— START OF DATASET RECORDS —

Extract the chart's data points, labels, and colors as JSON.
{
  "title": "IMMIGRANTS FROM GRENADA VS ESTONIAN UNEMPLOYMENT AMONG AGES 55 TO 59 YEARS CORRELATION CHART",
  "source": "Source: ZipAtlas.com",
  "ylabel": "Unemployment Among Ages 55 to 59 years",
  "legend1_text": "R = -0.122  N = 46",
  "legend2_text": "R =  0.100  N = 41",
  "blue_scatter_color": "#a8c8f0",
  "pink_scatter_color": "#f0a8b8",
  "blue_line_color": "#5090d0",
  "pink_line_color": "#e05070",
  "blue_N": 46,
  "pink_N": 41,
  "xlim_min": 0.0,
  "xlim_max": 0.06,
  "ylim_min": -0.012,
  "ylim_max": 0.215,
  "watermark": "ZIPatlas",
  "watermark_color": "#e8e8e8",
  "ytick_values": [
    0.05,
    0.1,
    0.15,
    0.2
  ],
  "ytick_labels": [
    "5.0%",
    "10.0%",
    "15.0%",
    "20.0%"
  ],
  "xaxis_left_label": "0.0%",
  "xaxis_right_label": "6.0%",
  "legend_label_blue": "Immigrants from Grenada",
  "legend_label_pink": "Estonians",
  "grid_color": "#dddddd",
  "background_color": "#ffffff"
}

— END OF DATASET RECORDS —

# [WHAT IS ASKED]
Every entry must be retyped in full, exactly as given.

# [THE REPLY]
Extract the chart's data points, labels, and colors as JSON.
{
  "title": "IMMIGRANTS FROM GRENADA VS ESTONIAN UNEMPLOYMENT AMONG AGES 55 TO 59 YEARS CORRELATION CHART",
  "source": "Source: ZipAtlas.com",
  "ylabel": "Unemployment Among Ages 55 to 59 years",
  "legend1_text": "R = -0.122  N = 46",
  "legend2_text": "R =  0.100  N = 41",
  "blue_scatter_color": "#a8c8f0",
  "pink_scatter_color": "#f0a8b8",
  "blue_line_color": "#5090d0",
  "pink_line_color": "#e05070",
  "blue_N": 46,
  "pink_N": 41,
  "xlim_min": 0.0,
  "xlim_max": 0.06,
  "ylim_min": -0.012,
  "ylim_max": 0.215,
  "watermark": "ZIPatlas",
  "watermark_color": "#e8e8e8",
  "ytick_values": [
    0.05,
    0.1,
    0.15,
    0.2
  ],
  "ytick_labels": [
    "5.0%",
    "10.0%",
    "15.0%",
    "20.0%"
  ],
  "xaxis_left_label": "0.0%",
  "xaxis_right_label": "6.0%",
  "legend_label_blue": "Immigrants from Grenada",
  "legend_label_pink": "Estonians",
  "grid_color": "#dddddd",
  "background_color": "#ffffff"
}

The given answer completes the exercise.